··· Provided data ···
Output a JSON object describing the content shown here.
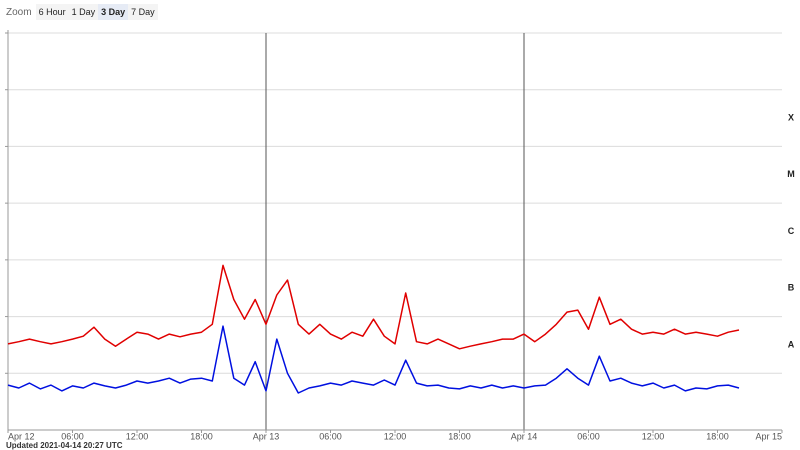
{
  "zoom": {
    "label": "Zoom",
    "options": [
      "6 Hour",
      "1 Day",
      "3 Day",
      "7 Day"
    ],
    "selected": 2
  },
  "footer": "Updated 2021-04-14 20:27 UTC",
  "chart_data": {
    "type": "line",
    "log_scale_y": true,
    "grid": true,
    "xlim": [
      0,
      72
    ],
    "xticks": [
      {
        "value": 0,
        "label": "Apr 12"
      },
      {
        "value": 6,
        "label": "06:00"
      },
      {
        "value": 12,
        "label": "12:00"
      },
      {
        "value": 18,
        "label": "18:00"
      },
      {
        "value": 24,
        "label": "Apr 13"
      },
      {
        "value": 30,
        "label": "06:00"
      },
      {
        "value": 36,
        "label": "12:00"
      },
      {
        "value": 42,
        "label": "18:00"
      },
      {
        "value": 48,
        "label": "Apr 14"
      },
      {
        "value": 54,
        "label": "06:00"
      },
      {
        "value": 60,
        "label": "12:00"
      },
      {
        "value": 66,
        "label": "18:00"
      },
      {
        "value": 72,
        "label": "Apr 15"
      }
    ],
    "ylim": [
      1e-09,
      0.01
    ],
    "yticks": [
      1e-08,
      1e-07,
      1e-06,
      1e-05,
      0.0001,
      0.001,
      0.01
    ],
    "flare_classes": [
      {
        "label": "A",
        "value": 1e-08
      },
      {
        "label": "B",
        "value": 1e-07
      },
      {
        "label": "C",
        "value": 1e-06
      },
      {
        "label": "M",
        "value": 1e-05
      },
      {
        "label": "X",
        "value": 0.0001
      }
    ],
    "x": [
      0,
      1,
      2,
      3,
      4,
      5,
      6,
      7,
      8,
      9,
      10,
      11,
      12,
      13,
      14,
      15,
      16,
      17,
      18,
      19,
      20,
      21,
      22,
      23,
      24,
      25,
      26,
      27,
      28,
      29,
      30,
      31,
      32,
      33,
      34,
      35,
      36,
      37,
      38,
      39,
      40,
      41,
      42,
      43,
      44,
      45,
      46,
      47,
      48,
      49,
      50,
      51,
      52,
      53,
      54,
      55,
      56,
      57,
      58,
      59,
      60,
      61,
      62,
      63,
      64,
      65,
      66,
      67,
      68
    ],
    "series": [
      {
        "color": "#e00000",
        "values": [
          3.3e-08,
          3.6e-08,
          4e-08,
          3.6e-08,
          3.3e-08,
          3.6e-08,
          4e-08,
          4.5e-08,
          6.5e-08,
          4e-08,
          3e-08,
          4e-08,
          5.3e-08,
          4.9e-08,
          4e-08,
          4.9e-08,
          4.4e-08,
          4.9e-08,
          5.3e-08,
          7.3e-08,
          8e-07,
          2e-07,
          9e-08,
          2e-07,
          7.3e-08,
          2.4e-07,
          4.4e-07,
          7.3e-08,
          4.9e-08,
          7.3e-08,
          4.9e-08,
          4e-08,
          5.3e-08,
          4.5e-08,
          9e-08,
          4.5e-08,
          3.3e-08,
          2.6e-07,
          3.6e-08,
          3.3e-08,
          4e-08,
          3.3e-08,
          2.7e-08,
          3e-08,
          3.3e-08,
          3.6e-08,
          4e-08,
          4e-08,
          4.9e-08,
          3.6e-08,
          4.9e-08,
          7.3e-08,
          1.2e-07,
          1.3e-07,
          6e-08,
          2.2e-07,
          7.3e-08,
          9e-08,
          6e-08,
          4.9e-08,
          5.3e-08,
          4.9e-08,
          6e-08,
          4.9e-08,
          5.3e-08,
          4.9e-08,
          4.5e-08,
          5.3e-08,
          5.8e-08
        ]
      },
      {
        "color": "#0010e0",
        "values": [
          6.2e-09,
          5.5e-09,
          6.7e-09,
          5.3e-09,
          6.2e-09,
          4.9e-09,
          6e-09,
          5.5e-09,
          6.7e-09,
          6e-09,
          5.5e-09,
          6.2e-09,
          7.3e-09,
          6.7e-09,
          7.3e-09,
          8.2e-09,
          6.7e-09,
          7.9e-09,
          8.2e-09,
          7.3e-09,
          6.8e-08,
          8.2e-09,
          6.2e-09,
          1.6e-08,
          4.9e-09,
          4e-08,
          1e-08,
          4.5e-09,
          5.5e-09,
          6e-09,
          6.7e-09,
          6.2e-09,
          7.3e-09,
          6.7e-09,
          6.2e-09,
          7.6e-09,
          6.2e-09,
          1.7e-08,
          6.7e-09,
          6e-09,
          6.2e-09,
          5.5e-09,
          5.3e-09,
          6e-09,
          5.5e-09,
          6.2e-09,
          5.5e-09,
          6e-09,
          5.5e-09,
          6e-09,
          6.2e-09,
          8.2e-09,
          1.2e-08,
          8.2e-09,
          6.2e-09,
          2e-08,
          7.3e-09,
          8.2e-09,
          6.7e-09,
          6e-09,
          6.7e-09,
          5.5e-09,
          6.2e-09,
          4.9e-09,
          5.5e-09,
          5.3e-09,
          6e-09,
          6.2e-09,
          5.5e-09
        ]
      }
    ]
  }
}
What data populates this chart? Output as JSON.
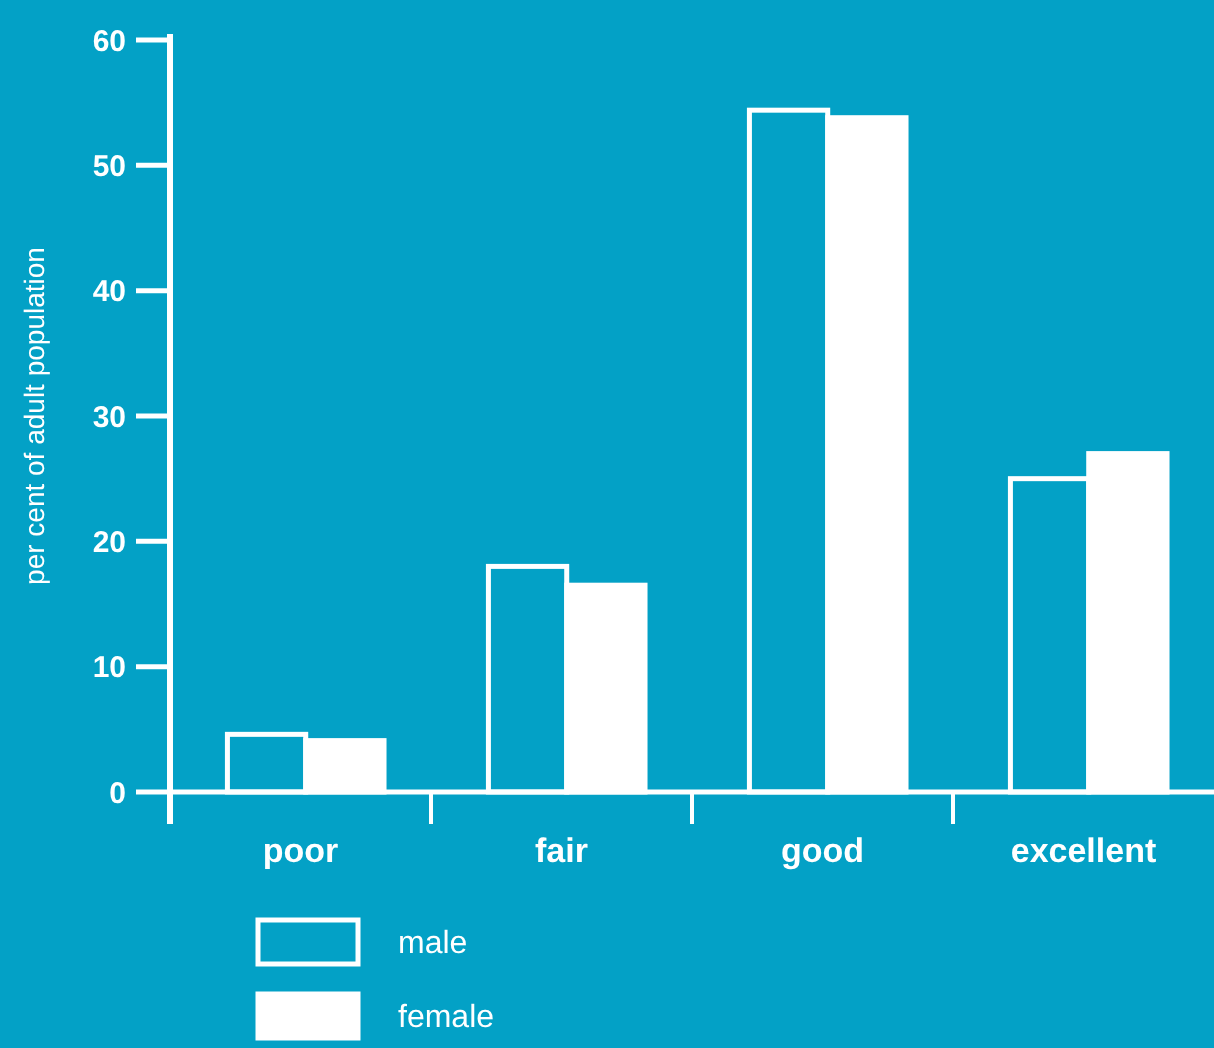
{
  "chart_data": {
    "type": "bar",
    "ylabel": "per cent of adult population",
    "categories": [
      "poor",
      "fair",
      "good",
      "excellent"
    ],
    "series": [
      {
        "name": "male",
        "color": "#03a1c6",
        "values": [
          4.6,
          18.0,
          54.4,
          25.0
        ]
      },
      {
        "name": "female",
        "color": "#ffffff",
        "values": [
          4.1,
          16.5,
          53.8,
          27.0
        ]
      }
    ],
    "ylim": [
      0,
      60
    ],
    "yticks": [
      0,
      10,
      20,
      30,
      40,
      50,
      60
    ],
    "legend": "bottom left"
  }
}
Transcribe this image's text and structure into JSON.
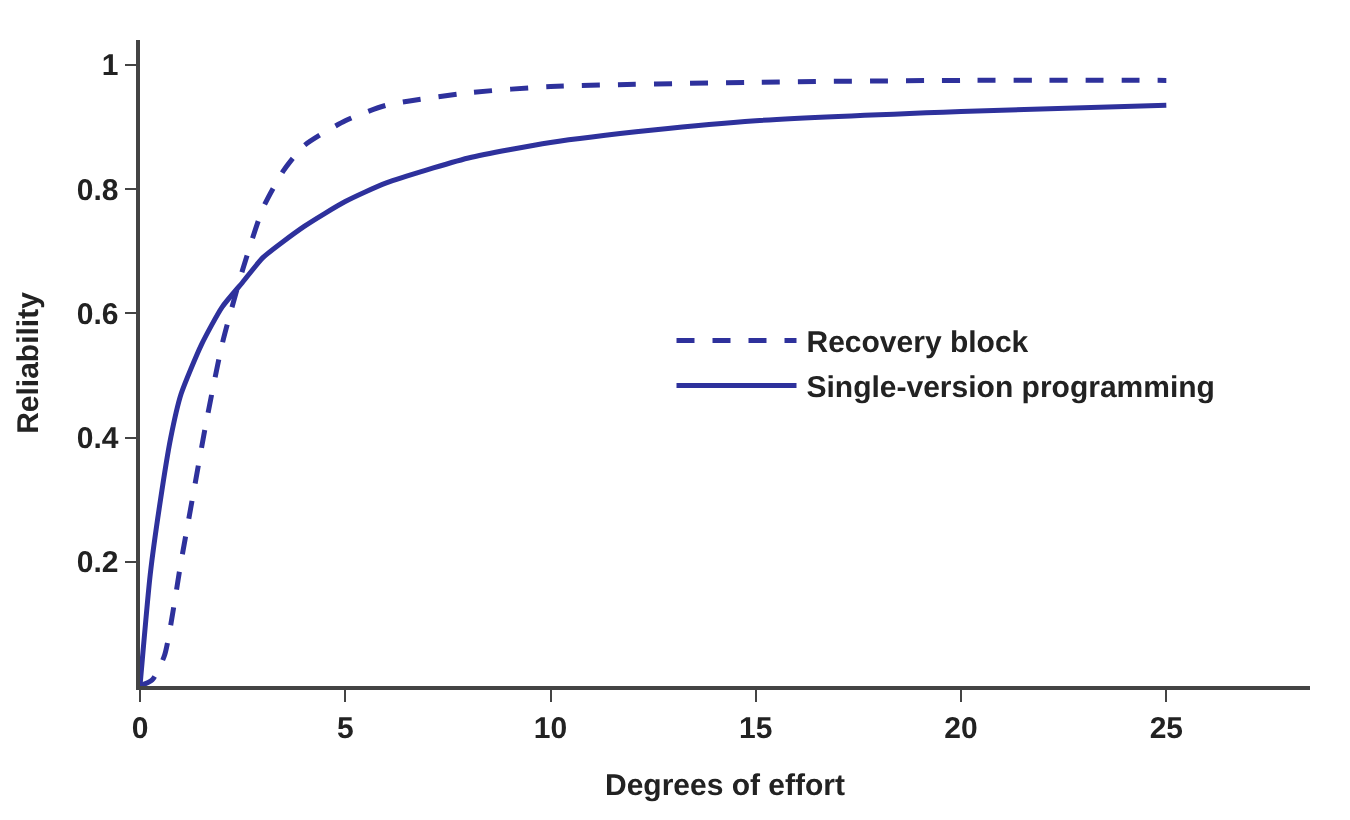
{
  "chart_data": {
    "type": "line",
    "xlabel": "Degrees of effort",
    "ylabel": "Reliability",
    "xlim": [
      0,
      28.5
    ],
    "ylim": [
      0,
      1.04
    ],
    "xticks": [
      0,
      5,
      10,
      15,
      20,
      25
    ],
    "yticks": [
      0.2,
      0.4,
      0.6,
      0.8,
      1
    ],
    "legend": "right",
    "marker": "none",
    "series": [
      {
        "name": "Recovery block",
        "color": "#2e319c",
        "line_style": "dashed",
        "x": [
          0,
          0.3,
          0.6,
          1,
          1.3,
          1.6,
          2,
          2.5,
          3,
          3.5,
          4,
          5,
          6,
          8,
          10,
          15,
          20,
          25
        ],
        "values": [
          0,
          0.01,
          0.05,
          0.2,
          0.31,
          0.42,
          0.55,
          0.67,
          0.77,
          0.83,
          0.87,
          0.91,
          0.935,
          0.955,
          0.965,
          0.972,
          0.975,
          0.975
        ]
      },
      {
        "name": "Single-version programming",
        "color": "#2e319c",
        "line_style": "solid",
        "x": [
          0,
          0.25,
          0.5,
          0.75,
          1,
          1.5,
          2,
          2.5,
          3,
          4,
          5,
          6,
          8,
          10,
          12.5,
          15,
          20,
          25
        ],
        "values": [
          0,
          0.18,
          0.3,
          0.4,
          0.47,
          0.55,
          0.61,
          0.65,
          0.69,
          0.74,
          0.78,
          0.81,
          0.85,
          0.875,
          0.895,
          0.91,
          0.925,
          0.935
        ]
      }
    ]
  }
}
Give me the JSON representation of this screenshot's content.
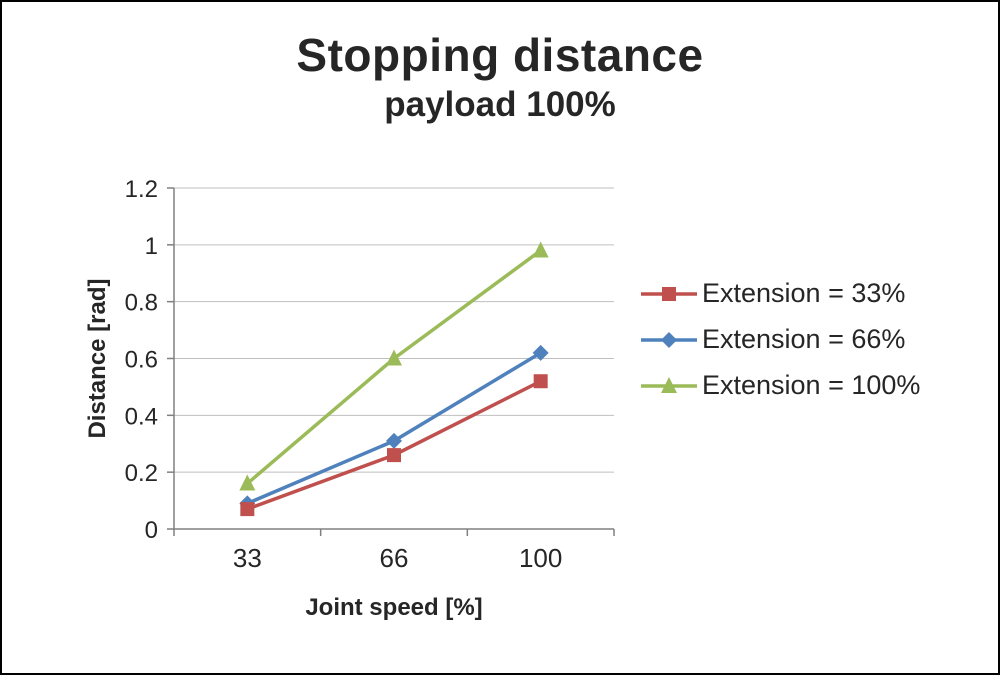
{
  "chart_data": {
    "type": "line",
    "title": "Stopping distance",
    "subtitle": "payload 100%",
    "xlabel": "Joint speed [%]",
    "ylabel": "Distance [rad]",
    "categories": [
      "33",
      "66",
      "100"
    ],
    "ylim": [
      0,
      1.2
    ],
    "yticks": [
      0,
      0.2,
      0.4,
      0.6,
      0.8,
      1,
      1.2
    ],
    "grid": true,
    "legend_position": "right",
    "series": [
      {
        "name": "Extension = 33%",
        "color": "#C0504D",
        "marker": "square",
        "values": [
          0.07,
          0.26,
          0.52
        ]
      },
      {
        "name": "Extension = 66%",
        "color": "#4F81BD",
        "marker": "diamond",
        "values": [
          0.09,
          0.31,
          0.62
        ]
      },
      {
        "name": "Extension = 100%",
        "color": "#9BBB59",
        "marker": "triangle",
        "values": [
          0.16,
          0.6,
          0.98
        ]
      }
    ],
    "colors": {
      "gridline": "#BFBFBF",
      "axis": "#808080",
      "text": "#262626"
    }
  }
}
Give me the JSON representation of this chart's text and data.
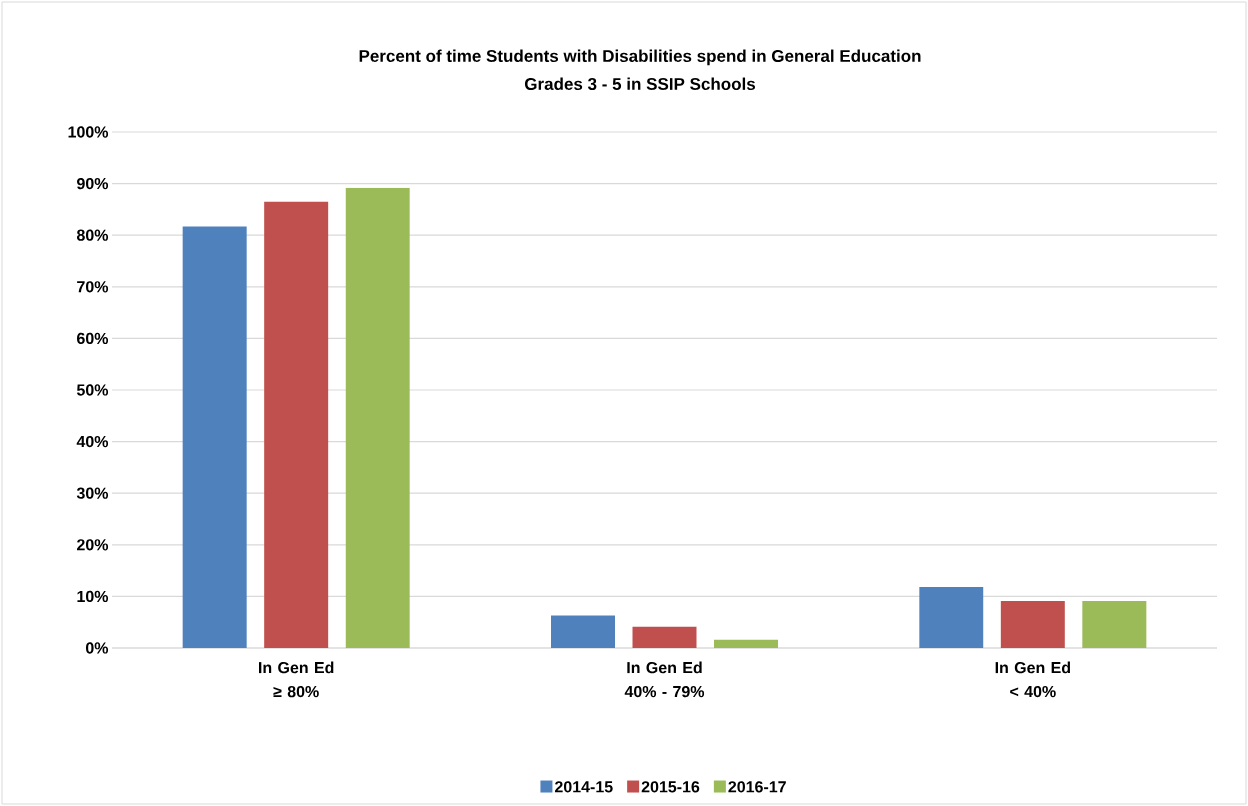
{
  "chart_data": {
    "type": "bar",
    "title": "Percent of time Students with Disabilities spend in General Education",
    "subtitle": "Grades 3 - 5 in SSIP Schools",
    "categories": [
      "In Gen Ed ≥ 80%",
      "In Gen Ed 40% - 79%",
      "In Gen Ed < 40%"
    ],
    "series": [
      {
        "name": "2014-15",
        "color": "#4f81bd",
        "values": [
          81.7,
          6.3,
          11.8
        ]
      },
      {
        "name": "2015-16",
        "color": "#c0504d",
        "values": [
          86.5,
          4.1,
          9.1
        ]
      },
      {
        "name": "2016-17",
        "color": "#9bbb59",
        "values": [
          89.2,
          1.6,
          9.1
        ]
      }
    ],
    "ylim": [
      0,
      100
    ],
    "yticks": [
      {
        "value": 0,
        "label": "0%"
      },
      {
        "value": 10,
        "label": "10%"
      },
      {
        "value": 20,
        "label": "20%"
      },
      {
        "value": 30,
        "label": "30%"
      },
      {
        "value": 40,
        "label": "40%"
      },
      {
        "value": 50,
        "label": "50%"
      },
      {
        "value": 60,
        "label": "60%"
      },
      {
        "value": 70,
        "label": "70%"
      },
      {
        "value": 80,
        "label": "80%"
      },
      {
        "value": 90,
        "label": "90%"
      },
      {
        "value": 100,
        "label": "100%"
      }
    ],
    "grid": "y",
    "legend": "bottom"
  }
}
···
■ Stated exercise
Copy each line above that contains the string "ylabel".

■ Solution for this problem
    "ylabel": "per cent of adult population",
    "ylabel": "Reliability",
    "ylabel": "Distance [rad]",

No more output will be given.